Dataset items:
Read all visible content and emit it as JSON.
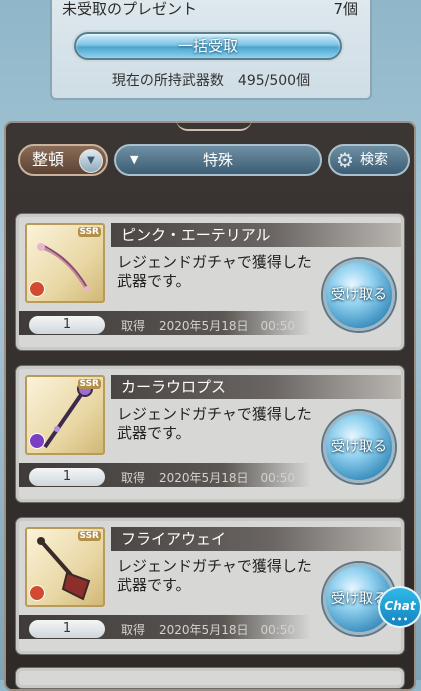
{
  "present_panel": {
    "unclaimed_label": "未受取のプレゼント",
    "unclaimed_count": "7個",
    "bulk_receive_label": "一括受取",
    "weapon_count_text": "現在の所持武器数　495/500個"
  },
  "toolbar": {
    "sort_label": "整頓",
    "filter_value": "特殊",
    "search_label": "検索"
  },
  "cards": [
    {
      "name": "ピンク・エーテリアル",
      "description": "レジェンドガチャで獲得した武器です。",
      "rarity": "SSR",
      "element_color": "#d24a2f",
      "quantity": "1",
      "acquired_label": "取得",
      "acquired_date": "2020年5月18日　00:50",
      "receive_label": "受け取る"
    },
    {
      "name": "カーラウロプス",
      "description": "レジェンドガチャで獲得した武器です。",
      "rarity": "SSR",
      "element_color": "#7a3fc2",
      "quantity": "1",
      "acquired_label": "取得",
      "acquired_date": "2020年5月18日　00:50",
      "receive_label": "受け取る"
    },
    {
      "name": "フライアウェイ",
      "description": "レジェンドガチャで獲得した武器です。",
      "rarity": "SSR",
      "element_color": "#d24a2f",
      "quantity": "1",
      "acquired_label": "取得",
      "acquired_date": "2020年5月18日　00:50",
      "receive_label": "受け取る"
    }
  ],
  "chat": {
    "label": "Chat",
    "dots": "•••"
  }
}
==
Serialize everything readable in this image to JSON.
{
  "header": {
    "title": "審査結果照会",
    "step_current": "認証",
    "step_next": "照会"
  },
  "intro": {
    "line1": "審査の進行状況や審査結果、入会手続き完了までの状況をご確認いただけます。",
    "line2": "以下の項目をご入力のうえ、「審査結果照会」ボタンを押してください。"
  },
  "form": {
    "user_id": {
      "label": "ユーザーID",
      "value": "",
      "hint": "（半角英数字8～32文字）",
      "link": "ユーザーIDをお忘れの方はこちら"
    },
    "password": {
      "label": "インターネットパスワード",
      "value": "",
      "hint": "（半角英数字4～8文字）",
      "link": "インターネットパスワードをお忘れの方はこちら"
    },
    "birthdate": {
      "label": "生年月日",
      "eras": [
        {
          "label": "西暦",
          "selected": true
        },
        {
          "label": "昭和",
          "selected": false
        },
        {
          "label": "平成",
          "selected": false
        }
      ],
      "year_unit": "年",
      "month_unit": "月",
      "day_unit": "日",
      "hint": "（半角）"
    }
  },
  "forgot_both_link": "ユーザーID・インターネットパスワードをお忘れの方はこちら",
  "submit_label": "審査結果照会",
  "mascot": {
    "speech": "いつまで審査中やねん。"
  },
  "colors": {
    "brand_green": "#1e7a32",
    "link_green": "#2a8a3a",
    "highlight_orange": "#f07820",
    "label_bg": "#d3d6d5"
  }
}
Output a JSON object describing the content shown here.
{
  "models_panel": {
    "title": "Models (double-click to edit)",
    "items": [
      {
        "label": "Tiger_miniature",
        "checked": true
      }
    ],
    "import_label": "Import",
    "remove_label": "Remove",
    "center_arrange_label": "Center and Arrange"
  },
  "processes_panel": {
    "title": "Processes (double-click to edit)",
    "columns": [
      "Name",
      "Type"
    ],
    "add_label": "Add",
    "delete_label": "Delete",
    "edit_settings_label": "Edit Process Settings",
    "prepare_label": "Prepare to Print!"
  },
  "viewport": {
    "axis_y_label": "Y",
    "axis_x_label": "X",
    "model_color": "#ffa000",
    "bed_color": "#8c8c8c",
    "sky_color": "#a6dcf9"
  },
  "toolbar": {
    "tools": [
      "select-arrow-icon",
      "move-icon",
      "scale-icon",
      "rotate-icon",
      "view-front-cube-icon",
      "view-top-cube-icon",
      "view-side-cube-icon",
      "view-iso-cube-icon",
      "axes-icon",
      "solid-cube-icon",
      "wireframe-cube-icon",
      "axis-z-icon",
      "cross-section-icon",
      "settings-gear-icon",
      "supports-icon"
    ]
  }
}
* * *
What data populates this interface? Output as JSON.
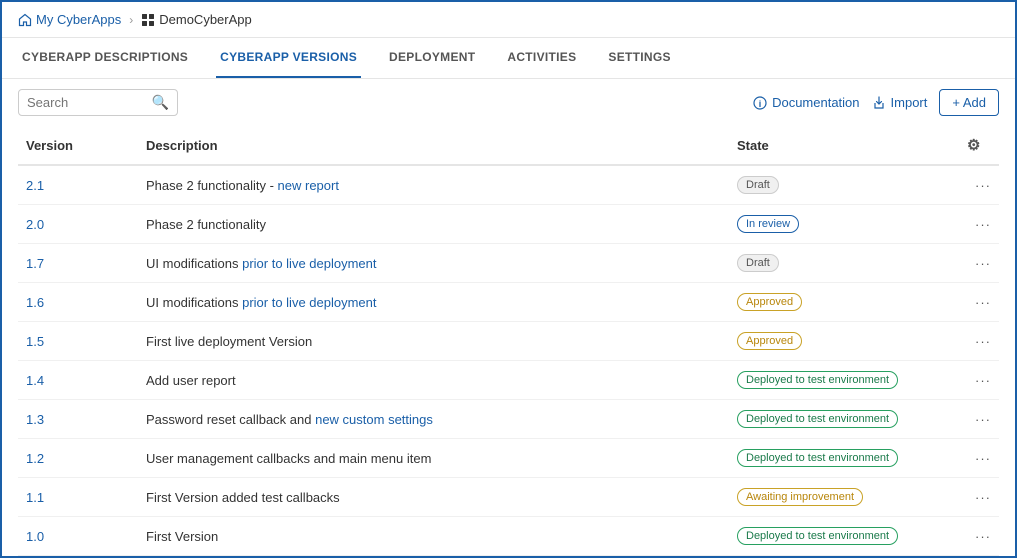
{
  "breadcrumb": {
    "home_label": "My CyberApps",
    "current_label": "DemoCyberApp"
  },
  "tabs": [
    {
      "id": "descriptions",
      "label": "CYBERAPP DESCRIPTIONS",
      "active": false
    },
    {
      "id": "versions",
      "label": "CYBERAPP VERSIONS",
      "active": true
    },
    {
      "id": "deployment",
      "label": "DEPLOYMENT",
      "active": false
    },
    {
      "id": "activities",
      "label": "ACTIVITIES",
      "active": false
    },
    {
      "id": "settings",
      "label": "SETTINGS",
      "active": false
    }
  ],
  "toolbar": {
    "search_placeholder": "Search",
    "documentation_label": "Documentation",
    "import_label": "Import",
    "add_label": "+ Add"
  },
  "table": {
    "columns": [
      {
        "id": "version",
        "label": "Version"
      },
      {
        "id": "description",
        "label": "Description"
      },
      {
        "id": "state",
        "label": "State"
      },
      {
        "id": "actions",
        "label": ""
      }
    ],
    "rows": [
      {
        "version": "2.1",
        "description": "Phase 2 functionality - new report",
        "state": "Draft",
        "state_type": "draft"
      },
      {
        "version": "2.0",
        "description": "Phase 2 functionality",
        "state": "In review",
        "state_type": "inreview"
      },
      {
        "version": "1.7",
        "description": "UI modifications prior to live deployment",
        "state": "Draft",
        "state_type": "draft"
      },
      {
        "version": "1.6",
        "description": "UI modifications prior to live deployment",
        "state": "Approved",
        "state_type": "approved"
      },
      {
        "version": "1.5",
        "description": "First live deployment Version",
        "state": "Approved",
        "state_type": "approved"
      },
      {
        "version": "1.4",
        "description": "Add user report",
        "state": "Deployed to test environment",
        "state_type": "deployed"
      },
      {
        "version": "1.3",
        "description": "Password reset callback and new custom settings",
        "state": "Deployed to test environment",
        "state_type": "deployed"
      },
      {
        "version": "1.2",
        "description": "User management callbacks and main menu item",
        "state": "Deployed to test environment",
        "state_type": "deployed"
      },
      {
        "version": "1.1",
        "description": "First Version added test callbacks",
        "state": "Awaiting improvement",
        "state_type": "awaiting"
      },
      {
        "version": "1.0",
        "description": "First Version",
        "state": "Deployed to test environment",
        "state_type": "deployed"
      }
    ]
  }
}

TO BE DONE: Count up every line above that has the word "click" in it; answer with the number alone.

RESULT OF THIS TASK: 2